__Source records__.
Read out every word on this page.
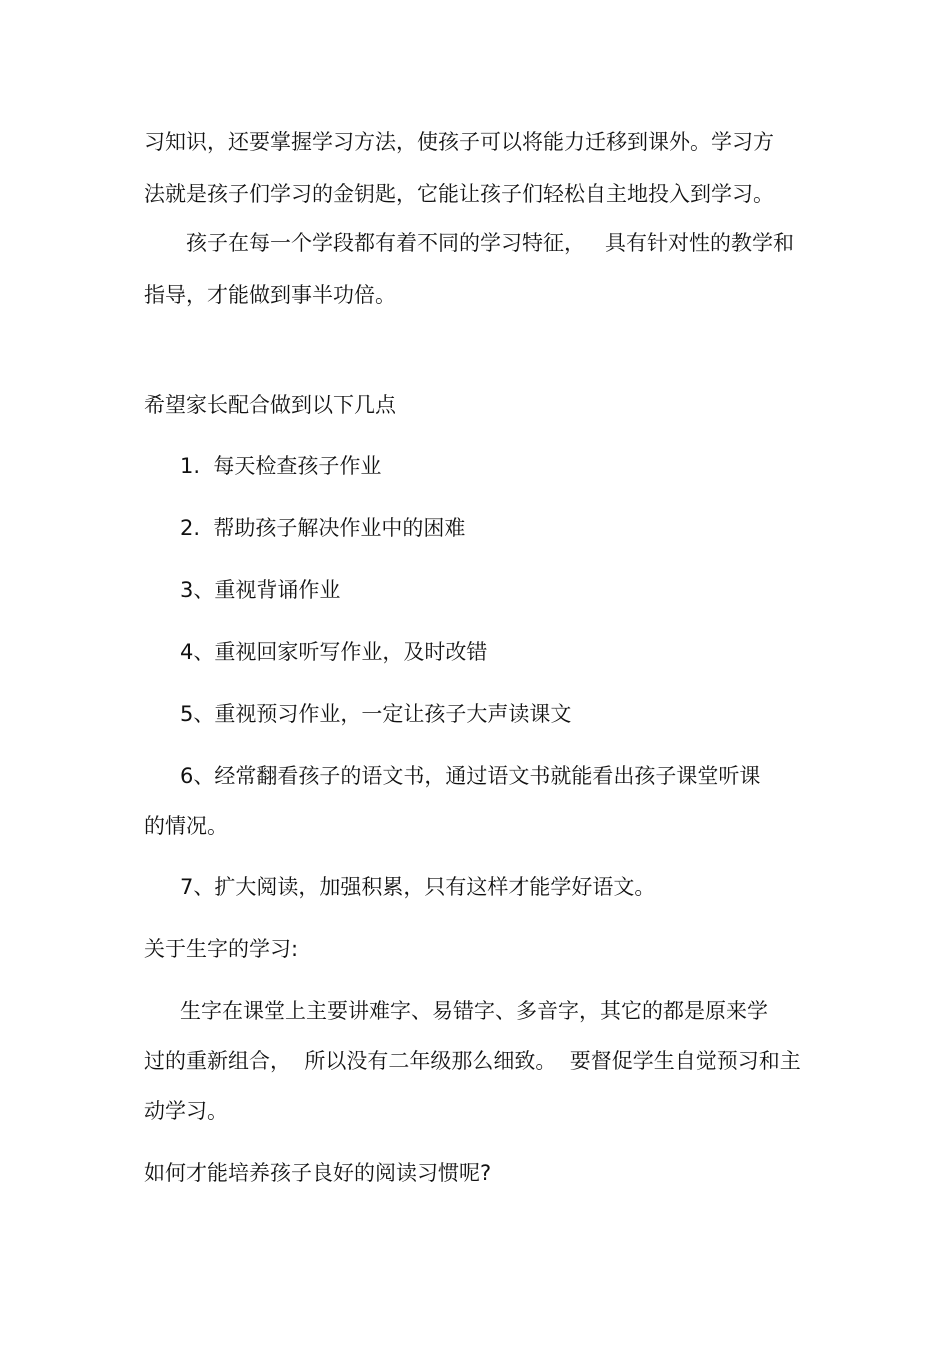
习知识，还要掌握学习方法，使孩子可以将能力迁移到课外。学习方

法就是孩子们学习的金钥匙，它能让孩子们轻松自主地投入到学习。

孩子在每一个学段都有着不同的学习特征，   具有针对性的教学和

指导，才能做到事半功倍。

希望家长配合做到以下几点

1.  每天检查孩子作业

2.  帮助孩子解决作业中的困难

3、重视背诵作业

4、重视回家听写作业，及时改错

5、重视预习作业，一定让孩子大声读课文

6、经常翻看孩子的语文书，通过语文书就能看出孩子课堂听课

的情况。

7、扩大阅读，加强积累，只有这样才能学好语文。

关于生字的学习:

生字在课堂上主要讲难字、易错字、多音字，其它的都是原来学

过的重新组合，  所以没有二年级那么细致。  要督促学生自觉预习和主

动学习。

如何才能培养孩子良好的阅读习惯呢?
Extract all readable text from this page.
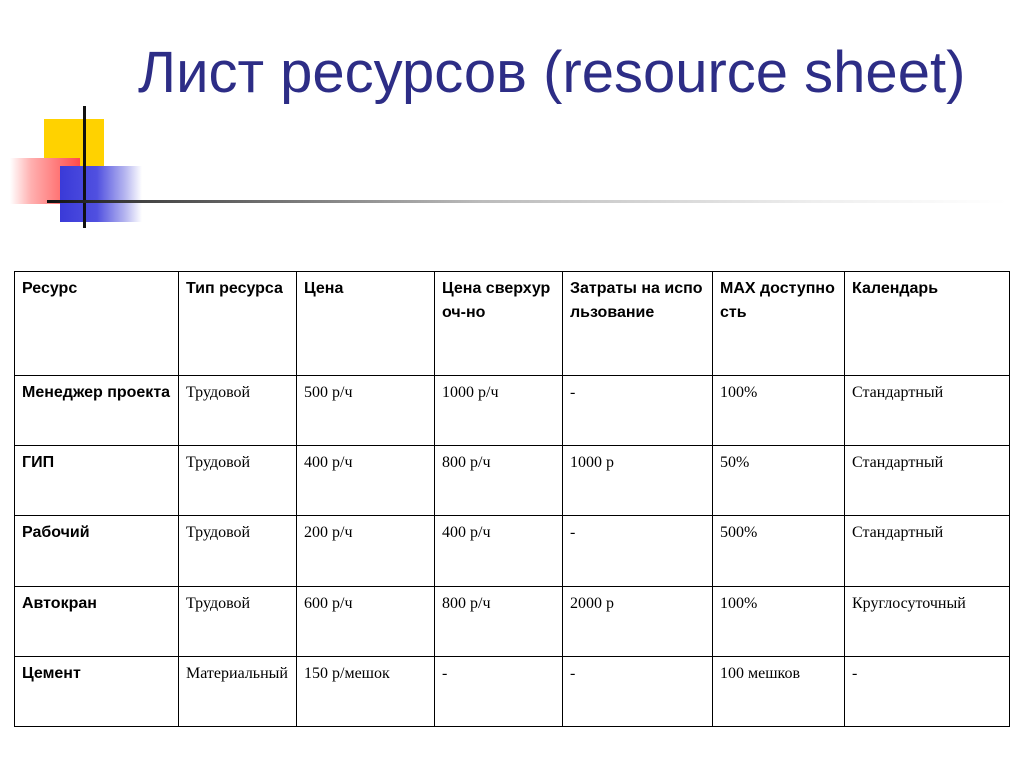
Лист ресурсов (resource sheet)
Ресурс	Тип ресурса	Цена	Цена сверхуроч-но	Затраты на использование	MAX доступность	Календарь
Менеджер проекта	Трудовой	500 р/ч	1000 р/ч	-	100%	Стандартный
ГИП	Трудовой	400 р/ч	800 р/ч	1000 р	50%	Стандартный
Рабочий	Трудовой	200 р/ч	400 р/ч	-	500%	Стандартный
Автокран	Трудовой	600 р/ч	800 р/ч	2000 р	100%	Круглосуточный
Цемент	Материальный	150 р/мешок	-	-	100 мешков	-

__Problem to solve__. Restate each entry word for word, please, but drop any images it holds.

__The result__.
Read out every word on this page.
习知识，还要掌握学习方法，使孩子可以将能力迁移到课外。学习方

法就是孩子们学习的金钥匙，它能让孩子们轻松自主地投入到学习。

孩子在每一个学段都有着不同的学习特征，   具有针对性的教学和

指导，才能做到事半功倍。

希望家长配合做到以下几点

1.  每天检查孩子作业

2.  帮助孩子解决作业中的困难

3、重视背诵作业

4、重视回家听写作业，及时改错

5、重视预习作业，一定让孩子大声读课文

6、经常翻看孩子的语文书，通过语文书就能看出孩子课堂听课

的情况。

7、扩大阅读，加强积累，只有这样才能学好语文。

关于生字的学习:

生字在课堂上主要讲难字、易错字、多音字，其它的都是原来学

过的重新组合，  所以没有二年级那么细致。  要督促学生自觉预习和主

动学习。

如何才能培养孩子良好的阅读习惯呢?
Extract all readable text from this page.
Лист ресурсов (resource sheet)
Ресурс	Тип ресурса	Цена	Цена сверхуроч-но	Затраты на использование	MAX доступность	Календарь
Менеджер проекта	Трудовой	500 р/ч	1000 р/ч	-	100%	Стандартный
ГИП	Трудовой	400 р/ч	800 р/ч	1000 р	50%	Стандартный
Рабочий	Трудовой	200 р/ч	400 р/ч	-	500%	Стандартный
Автокран	Трудовой	600 р/ч	800 р/ч	2000 р	100%	Круглосуточный
Цемент	Материальный	150 р/мешок	-	-	100 мешков	-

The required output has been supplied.